** START OF Data for this task **
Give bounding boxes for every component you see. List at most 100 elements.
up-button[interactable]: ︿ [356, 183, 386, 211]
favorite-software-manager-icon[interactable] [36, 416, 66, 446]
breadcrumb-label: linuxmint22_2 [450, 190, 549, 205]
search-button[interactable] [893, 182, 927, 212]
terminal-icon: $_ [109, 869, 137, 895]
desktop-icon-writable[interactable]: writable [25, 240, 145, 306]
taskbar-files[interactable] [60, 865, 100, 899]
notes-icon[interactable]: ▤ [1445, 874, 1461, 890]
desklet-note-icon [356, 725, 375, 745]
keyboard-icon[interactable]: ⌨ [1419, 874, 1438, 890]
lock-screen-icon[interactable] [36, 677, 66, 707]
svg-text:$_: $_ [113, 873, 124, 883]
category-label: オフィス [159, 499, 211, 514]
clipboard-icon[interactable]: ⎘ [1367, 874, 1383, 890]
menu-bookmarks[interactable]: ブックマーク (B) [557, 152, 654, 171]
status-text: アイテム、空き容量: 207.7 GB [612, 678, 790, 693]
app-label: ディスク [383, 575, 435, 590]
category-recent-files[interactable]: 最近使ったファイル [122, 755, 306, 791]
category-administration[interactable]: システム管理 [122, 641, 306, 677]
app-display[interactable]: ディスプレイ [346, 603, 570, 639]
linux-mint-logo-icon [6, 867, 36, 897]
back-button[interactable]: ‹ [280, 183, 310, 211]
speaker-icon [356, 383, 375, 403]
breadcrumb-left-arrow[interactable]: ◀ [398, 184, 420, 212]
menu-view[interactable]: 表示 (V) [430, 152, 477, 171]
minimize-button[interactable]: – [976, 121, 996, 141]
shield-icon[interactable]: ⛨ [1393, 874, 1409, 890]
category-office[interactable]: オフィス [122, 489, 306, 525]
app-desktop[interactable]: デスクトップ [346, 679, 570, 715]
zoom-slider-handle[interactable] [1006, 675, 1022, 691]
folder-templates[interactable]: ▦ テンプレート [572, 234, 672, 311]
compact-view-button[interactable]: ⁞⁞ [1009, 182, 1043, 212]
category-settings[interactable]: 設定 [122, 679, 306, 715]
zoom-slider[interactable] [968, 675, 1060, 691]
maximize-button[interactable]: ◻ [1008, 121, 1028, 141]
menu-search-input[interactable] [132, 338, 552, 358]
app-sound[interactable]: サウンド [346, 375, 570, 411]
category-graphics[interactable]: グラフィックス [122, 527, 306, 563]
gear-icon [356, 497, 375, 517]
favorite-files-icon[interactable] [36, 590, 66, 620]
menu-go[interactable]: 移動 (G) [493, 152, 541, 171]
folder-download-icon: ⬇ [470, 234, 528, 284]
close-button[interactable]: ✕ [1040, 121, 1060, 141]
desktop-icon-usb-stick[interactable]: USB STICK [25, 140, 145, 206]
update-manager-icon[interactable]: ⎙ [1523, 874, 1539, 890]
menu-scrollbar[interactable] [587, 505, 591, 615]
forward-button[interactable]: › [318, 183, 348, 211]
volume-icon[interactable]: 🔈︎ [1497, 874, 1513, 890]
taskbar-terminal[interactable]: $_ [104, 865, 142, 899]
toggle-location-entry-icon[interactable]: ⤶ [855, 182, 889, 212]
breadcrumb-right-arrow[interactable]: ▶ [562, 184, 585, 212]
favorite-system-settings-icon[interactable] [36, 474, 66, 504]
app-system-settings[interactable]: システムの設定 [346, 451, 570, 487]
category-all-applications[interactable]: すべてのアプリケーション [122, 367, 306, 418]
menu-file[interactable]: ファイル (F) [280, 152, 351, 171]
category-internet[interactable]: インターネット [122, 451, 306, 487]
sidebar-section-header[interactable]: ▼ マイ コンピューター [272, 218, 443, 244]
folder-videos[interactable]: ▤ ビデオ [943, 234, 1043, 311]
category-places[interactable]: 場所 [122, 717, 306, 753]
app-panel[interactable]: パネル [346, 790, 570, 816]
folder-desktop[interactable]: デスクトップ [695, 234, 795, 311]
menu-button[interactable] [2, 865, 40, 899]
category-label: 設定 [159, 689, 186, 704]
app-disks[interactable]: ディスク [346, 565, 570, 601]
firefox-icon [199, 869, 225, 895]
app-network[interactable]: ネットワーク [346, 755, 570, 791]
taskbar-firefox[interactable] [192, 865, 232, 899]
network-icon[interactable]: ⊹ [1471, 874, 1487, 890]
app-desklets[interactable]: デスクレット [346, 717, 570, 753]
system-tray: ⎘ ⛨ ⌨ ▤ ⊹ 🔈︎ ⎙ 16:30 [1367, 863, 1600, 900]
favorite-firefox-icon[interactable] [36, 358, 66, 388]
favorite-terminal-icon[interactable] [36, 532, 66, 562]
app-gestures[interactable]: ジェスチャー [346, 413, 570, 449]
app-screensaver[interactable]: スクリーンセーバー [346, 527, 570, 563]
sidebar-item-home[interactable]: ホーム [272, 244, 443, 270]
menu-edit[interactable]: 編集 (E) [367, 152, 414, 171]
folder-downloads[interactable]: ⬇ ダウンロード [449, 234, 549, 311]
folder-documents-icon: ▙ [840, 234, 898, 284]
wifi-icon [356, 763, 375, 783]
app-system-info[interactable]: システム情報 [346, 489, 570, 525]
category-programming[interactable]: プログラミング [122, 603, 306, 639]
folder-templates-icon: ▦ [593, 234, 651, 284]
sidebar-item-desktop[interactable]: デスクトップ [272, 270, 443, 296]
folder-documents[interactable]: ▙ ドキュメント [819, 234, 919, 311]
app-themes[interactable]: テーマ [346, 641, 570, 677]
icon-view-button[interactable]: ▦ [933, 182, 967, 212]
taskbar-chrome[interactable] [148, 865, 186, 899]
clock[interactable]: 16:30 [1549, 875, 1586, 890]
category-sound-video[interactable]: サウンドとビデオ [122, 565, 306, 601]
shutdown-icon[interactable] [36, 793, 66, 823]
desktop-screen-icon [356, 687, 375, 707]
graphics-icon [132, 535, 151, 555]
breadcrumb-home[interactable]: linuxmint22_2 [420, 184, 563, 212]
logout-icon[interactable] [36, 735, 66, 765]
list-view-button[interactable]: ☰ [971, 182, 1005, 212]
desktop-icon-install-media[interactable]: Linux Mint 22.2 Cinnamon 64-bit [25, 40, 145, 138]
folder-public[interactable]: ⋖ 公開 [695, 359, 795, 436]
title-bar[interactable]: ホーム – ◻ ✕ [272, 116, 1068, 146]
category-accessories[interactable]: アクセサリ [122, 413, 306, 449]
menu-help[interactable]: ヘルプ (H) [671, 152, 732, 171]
** END OF Data for this task **
> **Stated goal**
Rewrite the records from their first line through the line that contains "clipboard-icon[interactable]: ⎘ [1367, 874, 1383, 890]", changing every "interactable" to "clickable" and keeping everything else the same. Return only those lines.

> **Result of this task**
Give bounding boxes for every component you see. List at most 100 elements.
up-button[clickable]: ︿ [356, 183, 386, 211]
favorite-software-manager-icon[clickable] [36, 416, 66, 446]
breadcrumb-label: linuxmint22_2 [450, 190, 549, 205]
search-button[clickable] [893, 182, 927, 212]
terminal-icon: $_ [109, 869, 137, 895]
desktop-icon-writable[clickable]: writable [25, 240, 145, 306]
taskbar-files[clickable] [60, 865, 100, 899]
notes-icon[clickable]: ▤ [1445, 874, 1461, 890]
desklet-note-icon [356, 725, 375, 745]
keyboard-icon[clickable]: ⌨ [1419, 874, 1438, 890]
lock-screen-icon[clickable] [36, 677, 66, 707]
svg-text:$_: $_ [113, 873, 124, 883]
category-label: オフィス [159, 499, 211, 514]
clipboard-icon[clickable]: ⎘ [1367, 874, 1383, 890]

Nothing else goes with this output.